* [GIVEN PROBLEM]
Determine how many lines of this material contain "déterminée". Give only the number.

(Stored items)
■ ■ ■ ■ ■
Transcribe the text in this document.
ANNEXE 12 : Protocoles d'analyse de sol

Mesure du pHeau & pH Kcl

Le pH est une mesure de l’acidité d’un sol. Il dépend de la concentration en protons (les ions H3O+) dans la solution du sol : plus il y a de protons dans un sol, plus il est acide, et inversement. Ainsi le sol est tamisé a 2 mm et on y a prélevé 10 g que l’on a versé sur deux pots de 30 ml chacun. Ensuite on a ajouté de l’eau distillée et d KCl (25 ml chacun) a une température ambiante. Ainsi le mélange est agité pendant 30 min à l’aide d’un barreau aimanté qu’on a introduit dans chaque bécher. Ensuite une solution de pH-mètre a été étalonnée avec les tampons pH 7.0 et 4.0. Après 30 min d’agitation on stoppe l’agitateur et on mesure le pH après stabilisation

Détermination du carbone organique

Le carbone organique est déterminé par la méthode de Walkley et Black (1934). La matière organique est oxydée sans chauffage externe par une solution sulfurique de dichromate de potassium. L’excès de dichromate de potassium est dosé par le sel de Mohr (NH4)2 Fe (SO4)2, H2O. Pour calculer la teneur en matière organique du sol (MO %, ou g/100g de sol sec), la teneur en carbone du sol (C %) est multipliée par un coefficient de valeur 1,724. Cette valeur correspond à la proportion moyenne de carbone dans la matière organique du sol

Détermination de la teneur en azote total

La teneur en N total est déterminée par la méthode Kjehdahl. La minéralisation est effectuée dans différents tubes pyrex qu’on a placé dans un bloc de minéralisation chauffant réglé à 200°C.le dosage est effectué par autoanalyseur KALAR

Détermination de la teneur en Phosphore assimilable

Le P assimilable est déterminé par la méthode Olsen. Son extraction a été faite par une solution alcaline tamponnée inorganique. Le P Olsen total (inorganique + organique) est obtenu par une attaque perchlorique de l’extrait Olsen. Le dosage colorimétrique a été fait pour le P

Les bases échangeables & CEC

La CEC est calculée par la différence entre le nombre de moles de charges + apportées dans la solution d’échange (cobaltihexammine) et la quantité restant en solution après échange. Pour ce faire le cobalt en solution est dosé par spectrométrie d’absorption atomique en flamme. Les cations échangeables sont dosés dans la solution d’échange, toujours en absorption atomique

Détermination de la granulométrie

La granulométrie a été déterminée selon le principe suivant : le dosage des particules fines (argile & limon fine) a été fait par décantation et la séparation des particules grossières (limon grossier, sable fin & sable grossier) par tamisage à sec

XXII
■ ■ ■ ■ ■
* [SOLUTION FOR THIS EXERCISE]
2